### WHAT TO WORK ON
Your answer should be a single number: the count of lines that hold the word "Alokasi".

[Start of DATA EXCERPTS]

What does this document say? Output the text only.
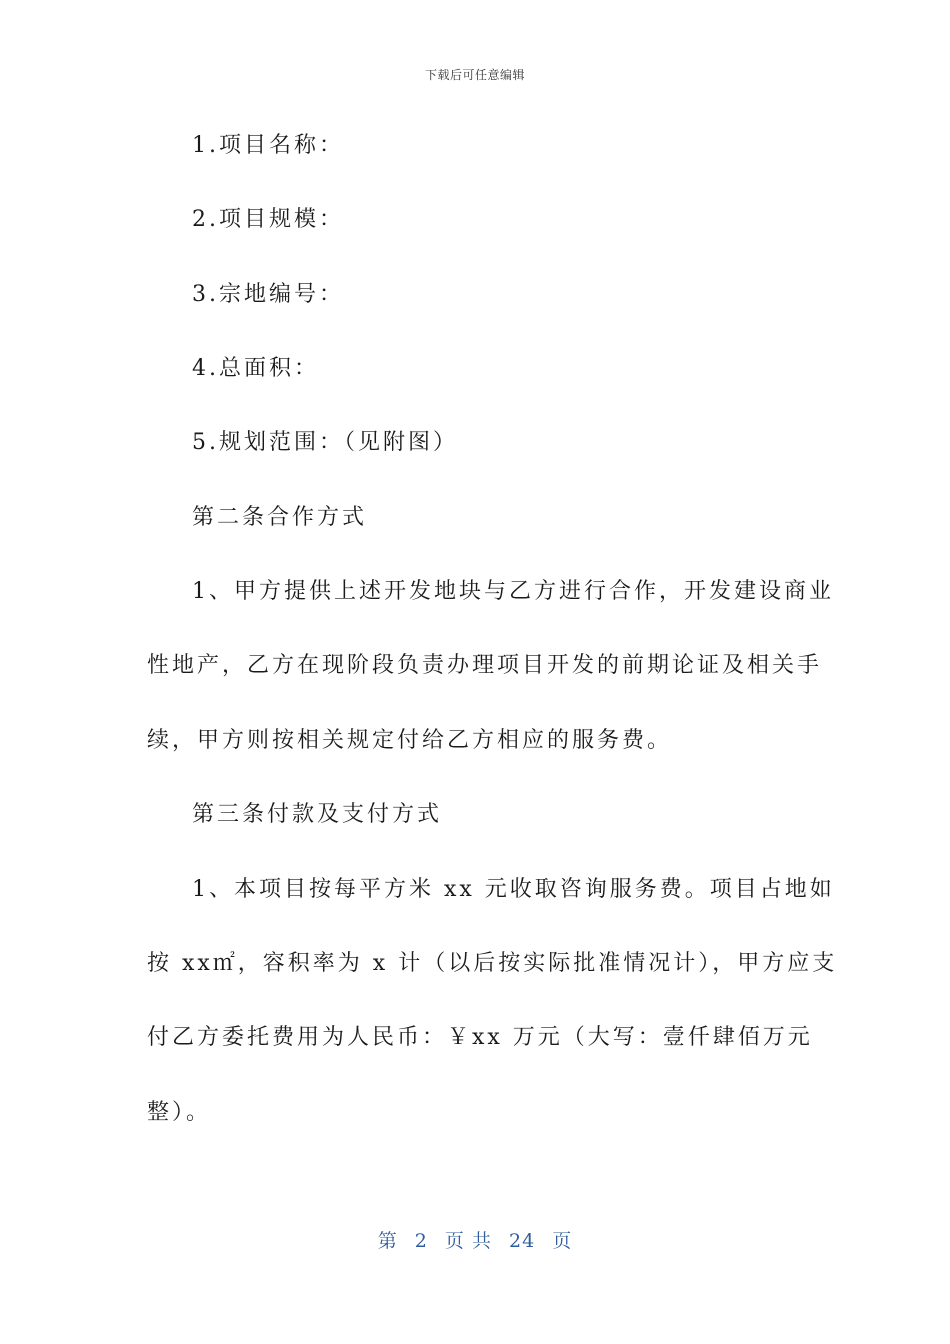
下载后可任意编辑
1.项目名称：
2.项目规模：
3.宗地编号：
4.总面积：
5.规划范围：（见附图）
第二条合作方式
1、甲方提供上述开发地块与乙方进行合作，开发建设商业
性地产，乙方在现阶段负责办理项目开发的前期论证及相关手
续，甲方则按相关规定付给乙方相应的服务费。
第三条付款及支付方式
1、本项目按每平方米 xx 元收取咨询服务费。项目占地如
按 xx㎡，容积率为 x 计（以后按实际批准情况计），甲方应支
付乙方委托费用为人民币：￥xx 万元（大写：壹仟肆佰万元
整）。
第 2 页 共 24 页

[End of DATA EXCERPTS]
[Start of DATA EXCERPTS]

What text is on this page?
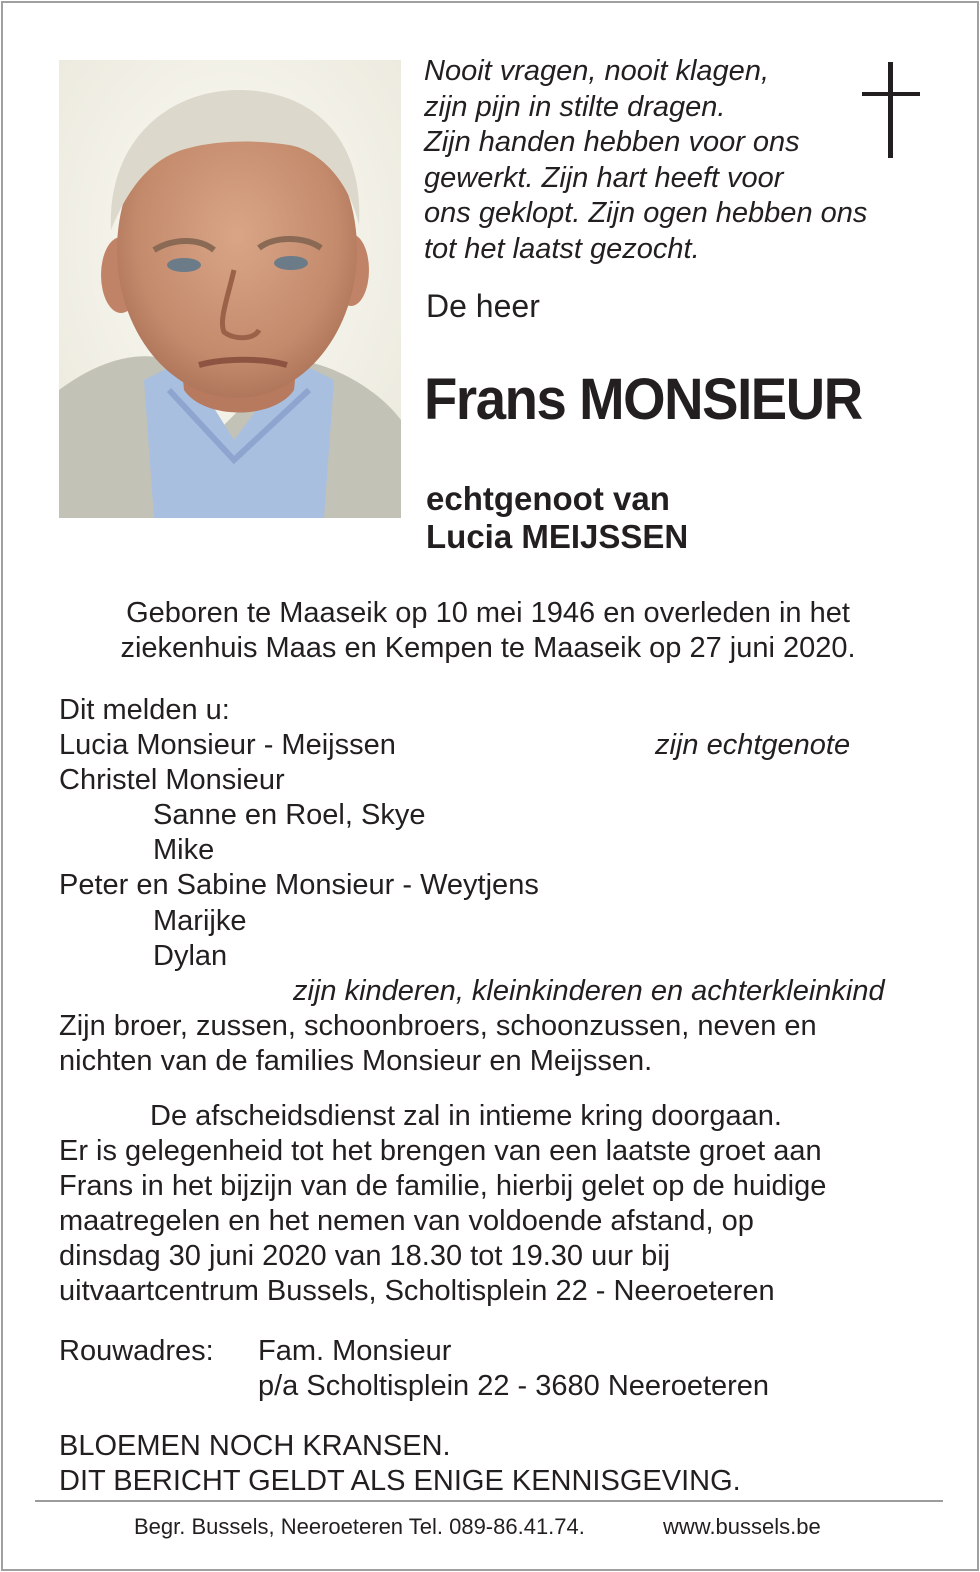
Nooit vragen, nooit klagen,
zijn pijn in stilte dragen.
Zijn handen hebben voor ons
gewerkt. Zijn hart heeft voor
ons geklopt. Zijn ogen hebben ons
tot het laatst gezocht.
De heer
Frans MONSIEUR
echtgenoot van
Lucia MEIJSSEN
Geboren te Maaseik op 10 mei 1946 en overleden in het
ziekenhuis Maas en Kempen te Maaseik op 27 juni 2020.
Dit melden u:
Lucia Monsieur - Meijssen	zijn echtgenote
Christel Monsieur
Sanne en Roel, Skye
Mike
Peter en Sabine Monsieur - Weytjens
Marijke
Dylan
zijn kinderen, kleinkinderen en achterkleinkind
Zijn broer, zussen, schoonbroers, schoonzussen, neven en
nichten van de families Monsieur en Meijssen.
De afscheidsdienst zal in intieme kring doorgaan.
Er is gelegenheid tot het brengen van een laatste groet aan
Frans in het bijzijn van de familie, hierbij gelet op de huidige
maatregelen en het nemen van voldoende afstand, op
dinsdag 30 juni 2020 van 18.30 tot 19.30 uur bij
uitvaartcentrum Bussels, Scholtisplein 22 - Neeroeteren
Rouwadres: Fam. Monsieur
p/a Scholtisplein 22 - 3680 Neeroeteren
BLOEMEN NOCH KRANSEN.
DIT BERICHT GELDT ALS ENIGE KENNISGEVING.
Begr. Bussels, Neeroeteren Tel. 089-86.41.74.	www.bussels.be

[End of DATA EXCERPTS]
[Start of DATA EXCERPTS]

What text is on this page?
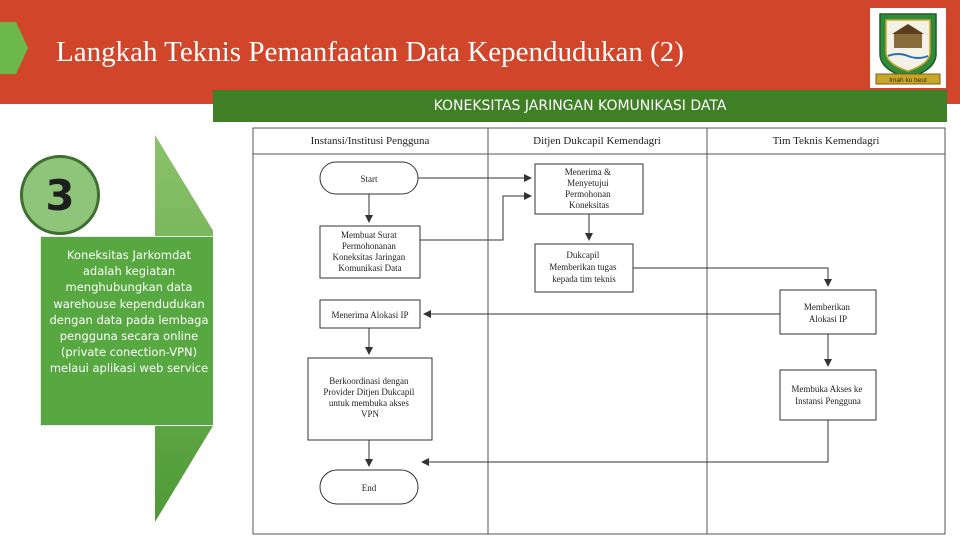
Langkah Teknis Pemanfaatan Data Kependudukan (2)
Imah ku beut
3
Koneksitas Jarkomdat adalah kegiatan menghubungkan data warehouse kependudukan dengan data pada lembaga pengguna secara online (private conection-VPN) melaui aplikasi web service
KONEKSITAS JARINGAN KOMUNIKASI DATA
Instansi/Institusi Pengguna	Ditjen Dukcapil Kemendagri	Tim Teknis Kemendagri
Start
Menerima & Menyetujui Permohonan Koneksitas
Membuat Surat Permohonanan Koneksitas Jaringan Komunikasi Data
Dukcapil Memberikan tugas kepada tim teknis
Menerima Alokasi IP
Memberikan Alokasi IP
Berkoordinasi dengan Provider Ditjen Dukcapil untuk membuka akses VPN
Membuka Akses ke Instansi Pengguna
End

[End of DATA EXCERPTS]

### TASK ANSWER
2